TEXT EXTRACT –

Published by Headline,
29 August 2013.
ISBN:  978-0755378050

During the first few, very short chapters, I wasn’t at all sure I was going to enjoy Tarnished. In the early stages the premise seemed hackneyed: a protagonist desperate to know more about a childhood of which she has only sparse, garbled memories; when she starts to explore them, they slowly begin to make sense and form an unexpected picture which makes her doubt the wisdom of doing so. What was more, the characters seemed a little dull: doting grandmother with incipient Alzheimer’s, bedridden aunt, missing father and the girl who moved away to embark on a drab career shelving books in a library.

But I underestimated Julia Crouch; it creeps up on you and eventually holds you enthralled. First of all, despite that unpromising start, I realized she had held my attention well past the 50-page mark: always the first test. Then, as she added layers to the characters, they began to vary between merely interesting and positively grotesque. The grandmother is obsessively incapable of throwing anything away – even used incontinence pads. The bedridden aunt, whose disability is frequently mentioned but never explained in detail, is so greedy and grossly obese that she needs a double-sized wheelchair on the one occasion she leaves the house. The seedy father lives on the Costa del Crime following a shady Soho past, and has a wife straight out of the Ageing Stripper catalogue from Central Casting. And protagonist Peg, the memory-exploring library assistant, turns out to be six feet one, vegetarian and a happily partnered lesbian despite a stifling upbringing which would have shoehorned a weaker personality into a far more conventional mould. Even minor players like a nightclub cleaner and an elderly ex-squaddie become slightly larger than life.

TASKS TO PERFORM –
A – In the review of Tarnished, what job does Peg have?
B – Copy the review of Tarnished word for word from "ISBN:  978-0755378050" to "in a library.".
C – Carry on writing the review of Tarnished, picking up after its final sentence.

RECORD LIST –
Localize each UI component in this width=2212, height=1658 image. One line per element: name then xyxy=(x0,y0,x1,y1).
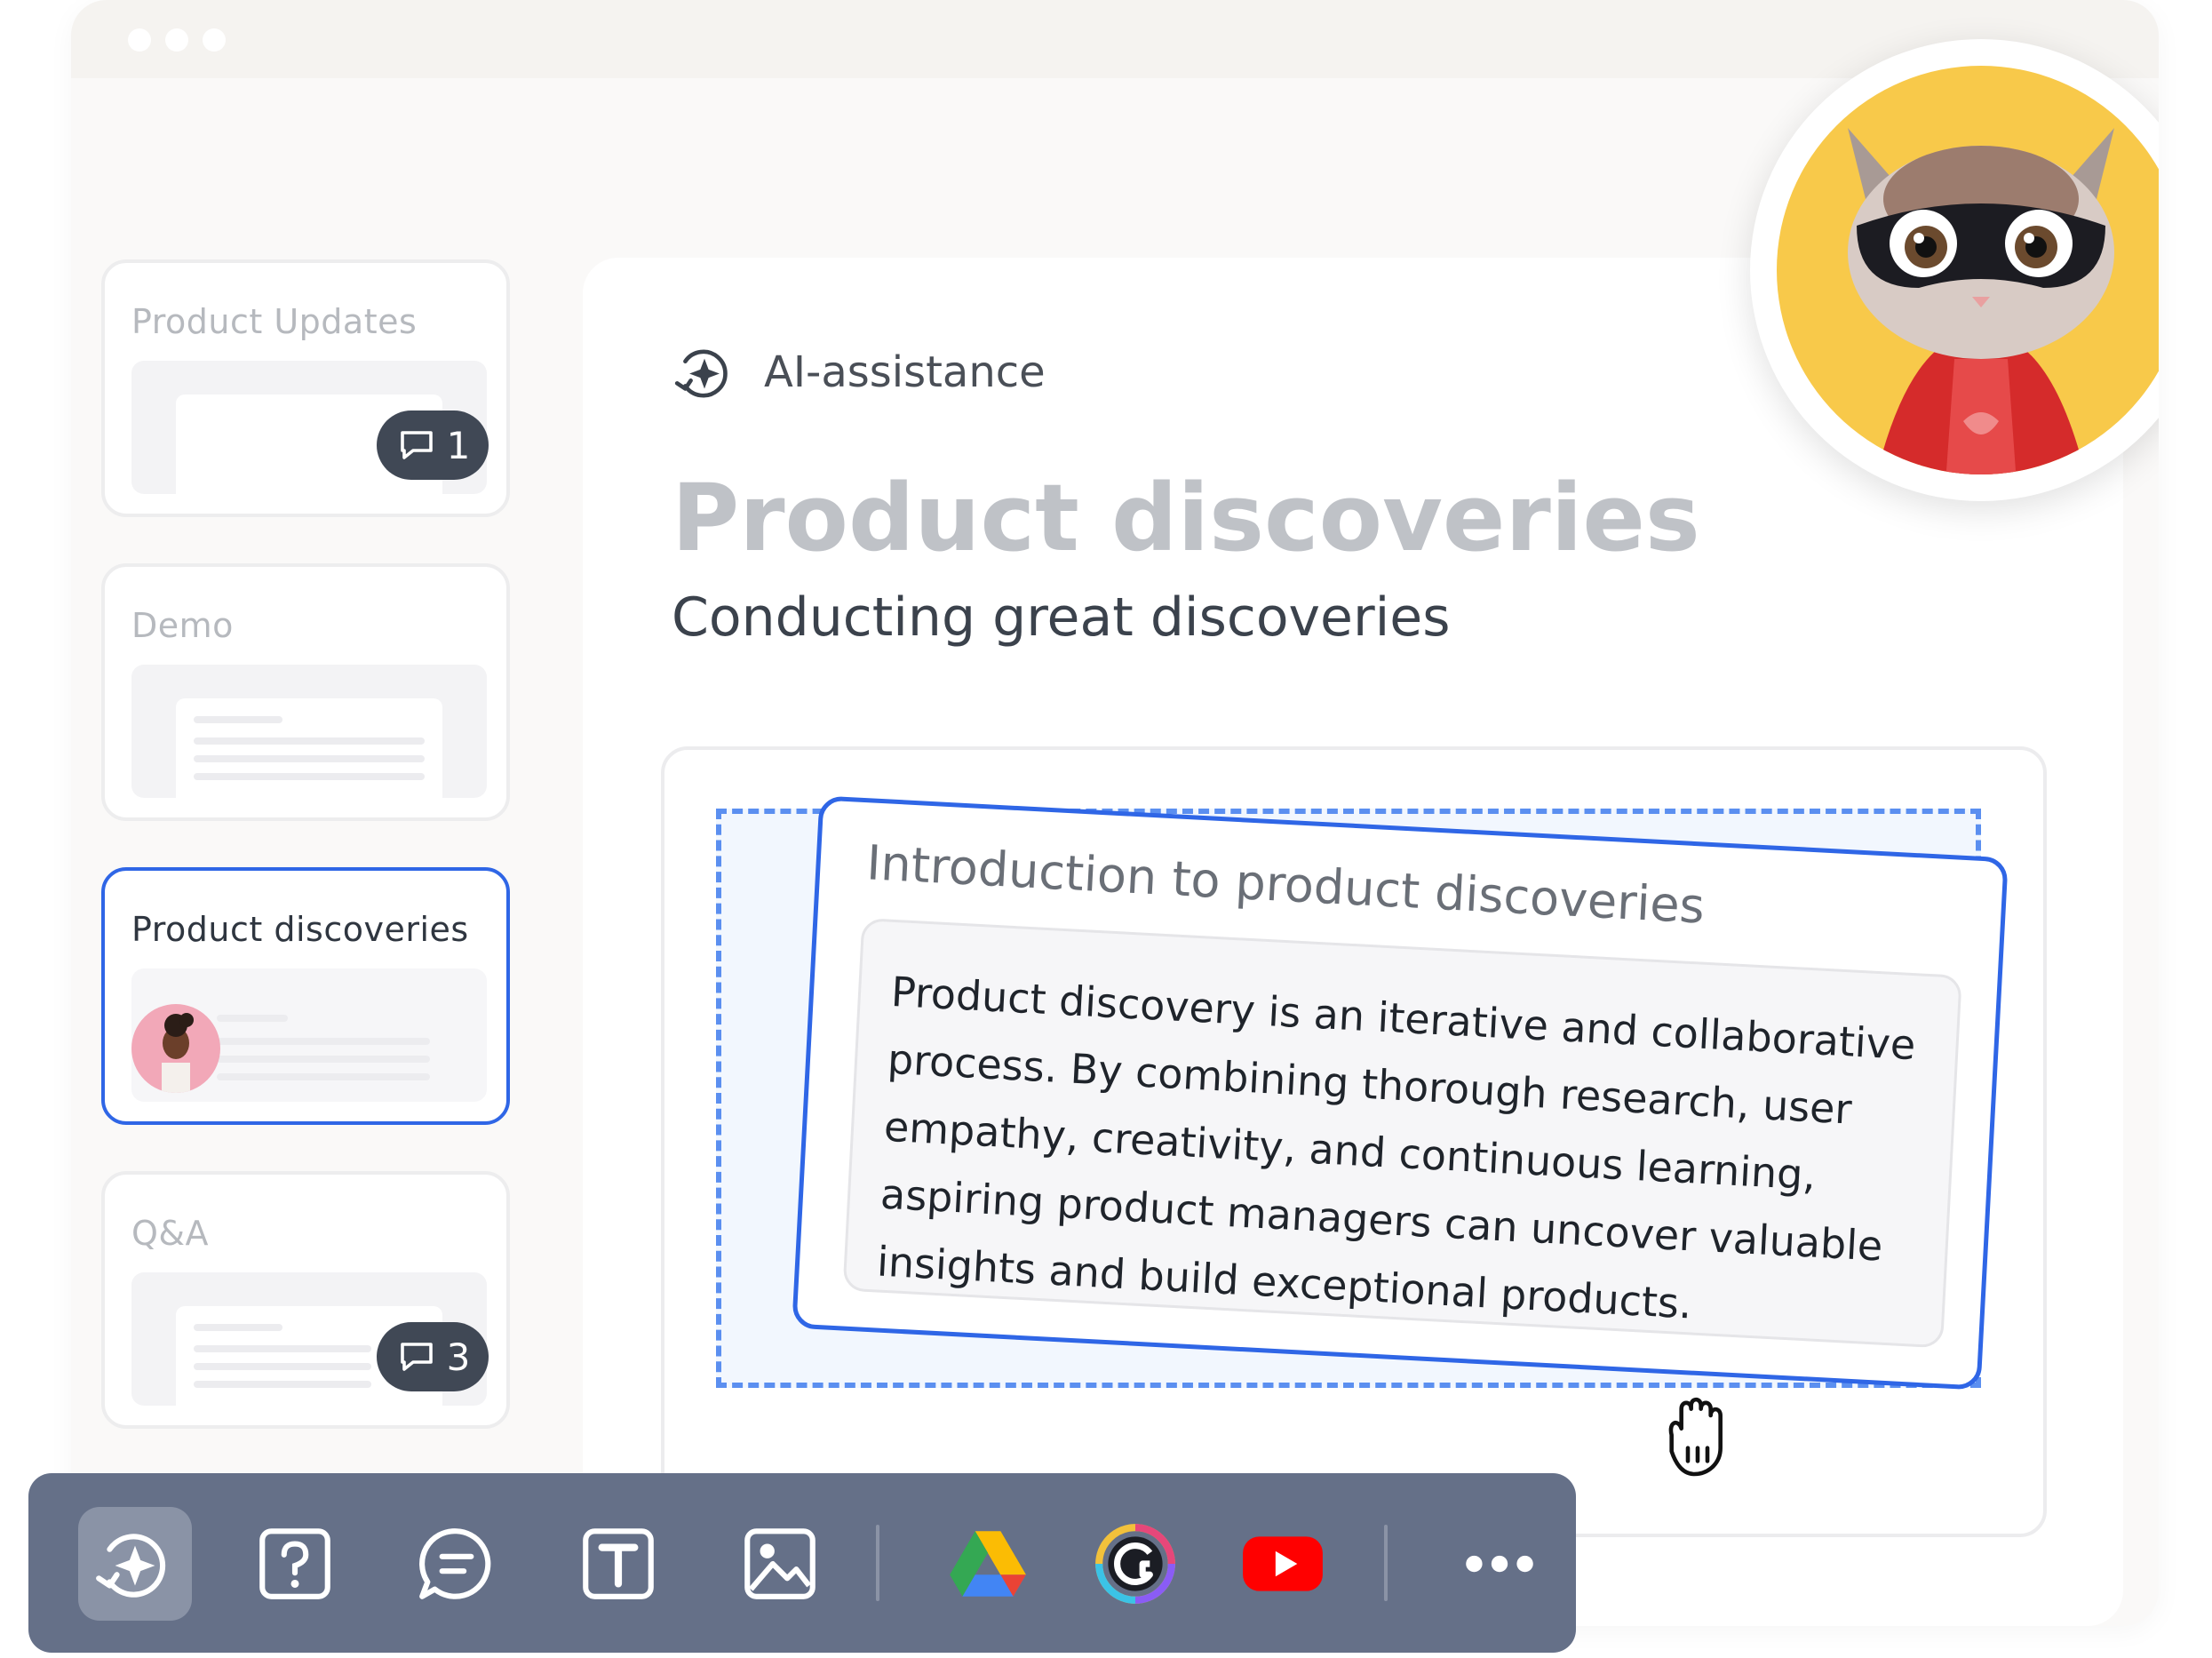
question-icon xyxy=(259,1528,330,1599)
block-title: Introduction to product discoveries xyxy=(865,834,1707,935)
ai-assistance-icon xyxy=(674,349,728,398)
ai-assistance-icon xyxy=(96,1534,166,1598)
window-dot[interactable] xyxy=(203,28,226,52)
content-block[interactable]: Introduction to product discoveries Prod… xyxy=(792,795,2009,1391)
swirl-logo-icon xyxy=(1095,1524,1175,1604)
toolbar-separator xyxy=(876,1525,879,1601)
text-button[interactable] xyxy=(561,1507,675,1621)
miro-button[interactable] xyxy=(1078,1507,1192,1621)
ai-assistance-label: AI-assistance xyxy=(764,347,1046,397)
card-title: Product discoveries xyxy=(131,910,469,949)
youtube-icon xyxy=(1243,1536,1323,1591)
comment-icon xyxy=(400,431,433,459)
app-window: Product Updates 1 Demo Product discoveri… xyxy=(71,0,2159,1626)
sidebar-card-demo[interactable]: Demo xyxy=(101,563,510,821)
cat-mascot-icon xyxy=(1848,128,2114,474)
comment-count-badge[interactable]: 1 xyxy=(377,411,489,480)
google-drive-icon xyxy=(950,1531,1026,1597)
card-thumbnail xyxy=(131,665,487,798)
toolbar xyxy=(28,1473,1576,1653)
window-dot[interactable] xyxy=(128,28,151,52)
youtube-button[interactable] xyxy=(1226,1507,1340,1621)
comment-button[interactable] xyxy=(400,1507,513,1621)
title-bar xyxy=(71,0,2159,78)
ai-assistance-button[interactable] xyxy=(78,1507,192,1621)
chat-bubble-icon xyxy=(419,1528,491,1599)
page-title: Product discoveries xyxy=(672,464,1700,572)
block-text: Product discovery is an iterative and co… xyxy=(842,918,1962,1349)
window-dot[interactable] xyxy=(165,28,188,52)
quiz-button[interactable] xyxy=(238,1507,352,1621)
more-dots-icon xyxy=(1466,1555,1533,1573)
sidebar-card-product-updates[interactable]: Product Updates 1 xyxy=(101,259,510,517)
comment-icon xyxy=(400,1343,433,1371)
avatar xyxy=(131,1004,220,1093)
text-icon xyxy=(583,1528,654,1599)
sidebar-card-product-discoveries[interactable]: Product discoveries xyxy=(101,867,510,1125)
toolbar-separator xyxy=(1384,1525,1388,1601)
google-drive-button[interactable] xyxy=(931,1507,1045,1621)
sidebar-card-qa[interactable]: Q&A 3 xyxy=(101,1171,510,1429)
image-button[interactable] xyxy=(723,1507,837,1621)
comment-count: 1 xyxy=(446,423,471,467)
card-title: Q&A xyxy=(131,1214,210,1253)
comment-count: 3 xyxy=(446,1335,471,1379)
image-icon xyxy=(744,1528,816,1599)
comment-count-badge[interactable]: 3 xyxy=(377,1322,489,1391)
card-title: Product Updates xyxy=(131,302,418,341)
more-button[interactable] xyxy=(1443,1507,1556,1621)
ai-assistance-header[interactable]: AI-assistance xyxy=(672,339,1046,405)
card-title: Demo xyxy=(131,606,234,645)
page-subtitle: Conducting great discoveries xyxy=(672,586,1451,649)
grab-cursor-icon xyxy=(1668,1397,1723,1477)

RESPONSES BY TASK –
A – She is a library assistant.

B –
ISBN:  978-0755378050

During the first few, very short chapters, I wasn’t at all sure I was going to enjoy Tarnished. In the early stages the premise seemed hackneyed: a protagonist desperate to know more about a childhood of which she has only sparse, garbled memories; when she starts to explore them, they slowly begin to make sense and form an unexpected picture which makes her doubt the wisdom of doing so. What was more, the characters seemed a little dull: doting grandmother with incipient Alzheimer’s, bedridden aunt, missing father and the girl who moved away to embark on a drab career shelving books in a library.

C –
The main setting of the novel, the Kent coast around Whitstable, is almost a character in itself: the mud, the shingle, the treacherous tides, form a monochrome background which counterpoints the ever more colourful bits of Peg’s past which keep surfacing as she prods and digs at the half-memories.

Towards the end I had begun to twig, as Peg had, that the clues weren’t quite pointing in the direction they appeared to – but that detracted not at all from the shock of the big reveal when it finally came.

Tarnished is the kind of novel that leaves you feeling slightly uncomfortable. Who knows what really goes on behind the net curtains of a respectable bungalow? And are we better off not knowing? Think grubbier version of Sophie Hannah, with a touch of Martina Cole as seasoning.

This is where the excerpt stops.